BEGIN

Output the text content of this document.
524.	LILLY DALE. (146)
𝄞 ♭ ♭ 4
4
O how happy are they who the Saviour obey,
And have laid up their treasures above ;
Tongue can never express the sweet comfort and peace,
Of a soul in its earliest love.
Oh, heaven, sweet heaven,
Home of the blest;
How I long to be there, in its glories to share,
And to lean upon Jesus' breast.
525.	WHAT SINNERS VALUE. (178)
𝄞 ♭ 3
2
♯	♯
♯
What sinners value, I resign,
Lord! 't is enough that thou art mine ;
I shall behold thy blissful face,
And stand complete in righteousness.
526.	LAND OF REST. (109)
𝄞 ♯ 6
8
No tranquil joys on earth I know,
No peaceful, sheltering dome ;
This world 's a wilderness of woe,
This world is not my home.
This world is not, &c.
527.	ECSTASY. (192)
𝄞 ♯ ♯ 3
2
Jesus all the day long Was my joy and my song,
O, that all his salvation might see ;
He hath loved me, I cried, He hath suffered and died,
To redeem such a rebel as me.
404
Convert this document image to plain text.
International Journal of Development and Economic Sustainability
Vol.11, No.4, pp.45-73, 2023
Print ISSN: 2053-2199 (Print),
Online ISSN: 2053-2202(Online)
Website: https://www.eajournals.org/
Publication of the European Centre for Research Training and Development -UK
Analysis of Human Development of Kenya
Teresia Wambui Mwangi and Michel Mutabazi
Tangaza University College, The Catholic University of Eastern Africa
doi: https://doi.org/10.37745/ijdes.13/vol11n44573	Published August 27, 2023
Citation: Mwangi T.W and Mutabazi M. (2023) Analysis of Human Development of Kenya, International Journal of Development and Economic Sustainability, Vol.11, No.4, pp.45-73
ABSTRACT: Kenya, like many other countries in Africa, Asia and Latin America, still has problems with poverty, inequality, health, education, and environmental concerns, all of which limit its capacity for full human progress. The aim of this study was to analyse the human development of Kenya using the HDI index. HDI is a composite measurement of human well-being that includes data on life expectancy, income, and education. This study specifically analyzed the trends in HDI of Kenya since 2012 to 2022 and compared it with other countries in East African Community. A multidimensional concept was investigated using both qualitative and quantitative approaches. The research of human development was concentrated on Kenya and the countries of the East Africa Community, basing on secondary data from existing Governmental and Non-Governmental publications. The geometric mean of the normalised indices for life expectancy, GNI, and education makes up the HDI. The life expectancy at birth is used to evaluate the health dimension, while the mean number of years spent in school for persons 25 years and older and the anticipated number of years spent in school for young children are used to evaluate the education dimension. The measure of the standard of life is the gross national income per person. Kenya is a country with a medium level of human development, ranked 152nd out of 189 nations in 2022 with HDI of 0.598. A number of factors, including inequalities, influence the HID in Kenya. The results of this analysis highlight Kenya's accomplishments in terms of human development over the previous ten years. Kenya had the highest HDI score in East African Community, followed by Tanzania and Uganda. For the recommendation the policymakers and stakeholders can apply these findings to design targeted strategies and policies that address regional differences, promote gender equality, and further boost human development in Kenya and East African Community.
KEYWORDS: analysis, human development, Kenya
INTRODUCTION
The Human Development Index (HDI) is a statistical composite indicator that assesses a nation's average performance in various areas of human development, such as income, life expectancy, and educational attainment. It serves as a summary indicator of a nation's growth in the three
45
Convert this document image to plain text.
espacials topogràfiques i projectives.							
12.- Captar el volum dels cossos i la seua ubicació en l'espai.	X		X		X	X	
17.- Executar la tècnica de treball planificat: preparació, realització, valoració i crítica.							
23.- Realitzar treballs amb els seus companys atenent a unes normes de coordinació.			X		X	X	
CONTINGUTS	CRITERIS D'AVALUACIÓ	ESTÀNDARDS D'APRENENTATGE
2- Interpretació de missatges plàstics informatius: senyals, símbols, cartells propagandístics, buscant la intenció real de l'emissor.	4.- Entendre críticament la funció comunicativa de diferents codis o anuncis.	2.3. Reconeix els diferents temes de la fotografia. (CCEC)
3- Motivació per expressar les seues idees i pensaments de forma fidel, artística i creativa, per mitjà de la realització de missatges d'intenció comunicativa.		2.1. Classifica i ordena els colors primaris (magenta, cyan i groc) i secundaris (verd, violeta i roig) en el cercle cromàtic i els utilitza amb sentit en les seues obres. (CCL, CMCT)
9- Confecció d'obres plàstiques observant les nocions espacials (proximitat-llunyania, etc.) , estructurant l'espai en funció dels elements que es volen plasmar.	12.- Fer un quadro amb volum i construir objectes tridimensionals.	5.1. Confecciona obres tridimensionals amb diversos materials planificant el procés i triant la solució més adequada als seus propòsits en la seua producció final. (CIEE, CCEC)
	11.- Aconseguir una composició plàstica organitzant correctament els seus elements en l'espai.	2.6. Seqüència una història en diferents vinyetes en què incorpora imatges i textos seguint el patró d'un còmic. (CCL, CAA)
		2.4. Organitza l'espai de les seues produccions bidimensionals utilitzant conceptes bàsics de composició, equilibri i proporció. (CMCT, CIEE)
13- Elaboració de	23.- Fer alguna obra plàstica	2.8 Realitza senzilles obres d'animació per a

END

→ Direction:
Using the records given above, list every line that includes the word "long".

→ Task solution:
How I long to be there, in its glories to share,
Jesus all the day long Was my joy and my song,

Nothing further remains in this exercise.